Exercise directions →
Reproduce the records word for word, starting at the first line and ending with the line that contains "main-menu-link[interactable]: RESOURCES: [1244, 186, 1352, 206]".

Dataset records →

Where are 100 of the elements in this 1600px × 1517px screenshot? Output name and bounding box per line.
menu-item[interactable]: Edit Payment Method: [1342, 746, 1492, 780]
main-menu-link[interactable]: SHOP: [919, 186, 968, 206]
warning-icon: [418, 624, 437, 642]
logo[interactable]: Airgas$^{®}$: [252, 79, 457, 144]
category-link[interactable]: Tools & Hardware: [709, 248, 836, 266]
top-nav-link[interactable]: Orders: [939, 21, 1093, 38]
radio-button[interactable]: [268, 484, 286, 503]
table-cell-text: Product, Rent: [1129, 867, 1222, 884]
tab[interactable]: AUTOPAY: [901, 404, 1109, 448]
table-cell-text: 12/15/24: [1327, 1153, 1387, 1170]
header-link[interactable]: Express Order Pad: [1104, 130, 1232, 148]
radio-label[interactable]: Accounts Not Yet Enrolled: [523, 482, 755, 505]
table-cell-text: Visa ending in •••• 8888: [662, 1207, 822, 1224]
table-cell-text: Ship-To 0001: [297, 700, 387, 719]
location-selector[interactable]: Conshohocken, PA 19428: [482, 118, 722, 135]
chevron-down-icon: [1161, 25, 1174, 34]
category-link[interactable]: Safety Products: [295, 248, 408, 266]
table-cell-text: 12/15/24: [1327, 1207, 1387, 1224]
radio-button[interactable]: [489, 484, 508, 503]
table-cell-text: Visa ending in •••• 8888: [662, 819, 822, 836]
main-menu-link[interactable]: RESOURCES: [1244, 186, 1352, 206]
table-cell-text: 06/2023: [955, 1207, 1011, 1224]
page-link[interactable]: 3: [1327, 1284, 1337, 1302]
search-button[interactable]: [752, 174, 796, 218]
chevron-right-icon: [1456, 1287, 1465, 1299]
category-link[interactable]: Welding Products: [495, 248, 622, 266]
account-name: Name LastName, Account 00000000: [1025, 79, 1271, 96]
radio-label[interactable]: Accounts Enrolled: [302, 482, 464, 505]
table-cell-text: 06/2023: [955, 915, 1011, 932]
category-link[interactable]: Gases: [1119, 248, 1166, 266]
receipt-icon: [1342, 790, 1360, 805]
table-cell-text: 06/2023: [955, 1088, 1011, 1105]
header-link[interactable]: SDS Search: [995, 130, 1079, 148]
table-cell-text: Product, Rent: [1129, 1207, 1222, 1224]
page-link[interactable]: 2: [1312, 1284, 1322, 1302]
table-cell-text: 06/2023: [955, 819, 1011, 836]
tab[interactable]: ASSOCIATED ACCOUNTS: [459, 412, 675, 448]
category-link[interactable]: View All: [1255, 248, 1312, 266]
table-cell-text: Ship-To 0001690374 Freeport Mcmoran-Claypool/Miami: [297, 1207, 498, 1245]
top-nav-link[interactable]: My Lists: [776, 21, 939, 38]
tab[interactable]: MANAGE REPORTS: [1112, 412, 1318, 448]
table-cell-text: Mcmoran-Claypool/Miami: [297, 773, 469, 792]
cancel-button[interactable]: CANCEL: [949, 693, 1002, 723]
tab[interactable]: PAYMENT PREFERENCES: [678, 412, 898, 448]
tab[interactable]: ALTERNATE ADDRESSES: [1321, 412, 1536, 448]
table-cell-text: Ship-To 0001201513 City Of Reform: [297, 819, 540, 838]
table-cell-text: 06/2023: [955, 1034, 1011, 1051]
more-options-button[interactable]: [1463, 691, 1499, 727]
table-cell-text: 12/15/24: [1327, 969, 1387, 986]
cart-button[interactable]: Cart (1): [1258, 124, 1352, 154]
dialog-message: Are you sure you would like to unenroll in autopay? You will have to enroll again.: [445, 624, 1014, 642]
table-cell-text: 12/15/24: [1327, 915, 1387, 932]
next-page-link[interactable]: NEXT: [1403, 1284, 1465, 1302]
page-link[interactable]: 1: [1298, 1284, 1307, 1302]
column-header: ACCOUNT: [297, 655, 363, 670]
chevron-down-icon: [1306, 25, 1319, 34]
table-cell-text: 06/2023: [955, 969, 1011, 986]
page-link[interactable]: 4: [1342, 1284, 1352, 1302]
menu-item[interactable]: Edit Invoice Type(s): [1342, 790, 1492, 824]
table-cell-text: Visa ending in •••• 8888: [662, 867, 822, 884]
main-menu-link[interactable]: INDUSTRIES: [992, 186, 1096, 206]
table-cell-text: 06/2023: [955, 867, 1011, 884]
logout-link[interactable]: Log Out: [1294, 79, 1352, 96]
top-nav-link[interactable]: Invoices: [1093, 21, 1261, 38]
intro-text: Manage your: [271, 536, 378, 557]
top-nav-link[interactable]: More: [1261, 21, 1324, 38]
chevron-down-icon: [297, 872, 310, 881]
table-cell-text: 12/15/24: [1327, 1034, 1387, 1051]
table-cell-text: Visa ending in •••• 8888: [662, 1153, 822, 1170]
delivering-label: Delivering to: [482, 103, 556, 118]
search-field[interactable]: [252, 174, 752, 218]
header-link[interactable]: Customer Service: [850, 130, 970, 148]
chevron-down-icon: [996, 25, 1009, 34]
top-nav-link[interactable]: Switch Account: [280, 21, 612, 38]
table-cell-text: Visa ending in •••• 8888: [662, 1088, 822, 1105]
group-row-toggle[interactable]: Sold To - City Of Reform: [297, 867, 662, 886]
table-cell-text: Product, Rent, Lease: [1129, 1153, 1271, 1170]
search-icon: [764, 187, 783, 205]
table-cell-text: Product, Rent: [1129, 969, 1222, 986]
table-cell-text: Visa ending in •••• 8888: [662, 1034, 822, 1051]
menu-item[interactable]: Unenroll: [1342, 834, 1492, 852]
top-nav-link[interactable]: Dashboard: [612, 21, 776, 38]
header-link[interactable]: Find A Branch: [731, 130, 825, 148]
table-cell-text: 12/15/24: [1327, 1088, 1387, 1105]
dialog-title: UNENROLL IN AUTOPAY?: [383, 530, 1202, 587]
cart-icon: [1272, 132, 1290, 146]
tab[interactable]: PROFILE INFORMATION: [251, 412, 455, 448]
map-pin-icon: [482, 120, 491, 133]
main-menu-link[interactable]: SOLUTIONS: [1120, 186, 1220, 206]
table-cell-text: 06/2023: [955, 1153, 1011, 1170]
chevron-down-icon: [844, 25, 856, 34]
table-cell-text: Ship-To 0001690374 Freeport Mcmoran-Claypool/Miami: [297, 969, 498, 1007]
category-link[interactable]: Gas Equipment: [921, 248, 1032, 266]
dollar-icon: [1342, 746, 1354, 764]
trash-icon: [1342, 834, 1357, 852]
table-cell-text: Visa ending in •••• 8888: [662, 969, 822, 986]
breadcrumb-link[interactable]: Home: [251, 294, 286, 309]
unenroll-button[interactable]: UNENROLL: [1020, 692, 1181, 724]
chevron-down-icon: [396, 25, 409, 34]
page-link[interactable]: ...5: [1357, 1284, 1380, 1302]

Written solution →
Where are 100 of the elements in this 1600px × 1517px screenshot? Output name and bounding box per line.
menu-item[interactable]: Edit Payment Method: [1342, 746, 1492, 780]
main-menu-link[interactable]: SHOP: [919, 186, 968, 206]
warning-icon: [418, 624, 437, 642]
logo[interactable]: Airgas$^{®}$: [252, 79, 457, 144]
category-link[interactable]: Tools & Hardware: [709, 248, 836, 266]
top-nav-link[interactable]: Orders: [939, 21, 1093, 38]
radio-button[interactable]: [268, 484, 286, 503]
table-cell-text: Product, Rent: [1129, 867, 1222, 884]
tab[interactable]: AUTOPAY: [901, 404, 1109, 448]
table-cell-text: 12/15/24: [1327, 1153, 1387, 1170]
header-link[interactable]: Express Order Pad: [1104, 130, 1232, 148]
radio-label[interactable]: Accounts Not Yet Enrolled: [523, 482, 755, 505]
table-cell-text: Visa ending in •••• 8888: [662, 1207, 822, 1224]
table-cell-text: Ship-To 0001: [297, 700, 387, 719]
location-selector[interactable]: Conshohocken, PA 19428: [482, 118, 722, 135]
chevron-down-icon: [1161, 25, 1174, 34]
category-link[interactable]: Safety Products: [295, 248, 408, 266]
table-cell-text: 12/15/24: [1327, 1207, 1387, 1224]
radio-button[interactable]: [489, 484, 508, 503]
table-cell-text: Visa ending in •••• 8888: [662, 819, 822, 836]
main-menu-link[interactable]: RESOURCES: [1244, 186, 1352, 206]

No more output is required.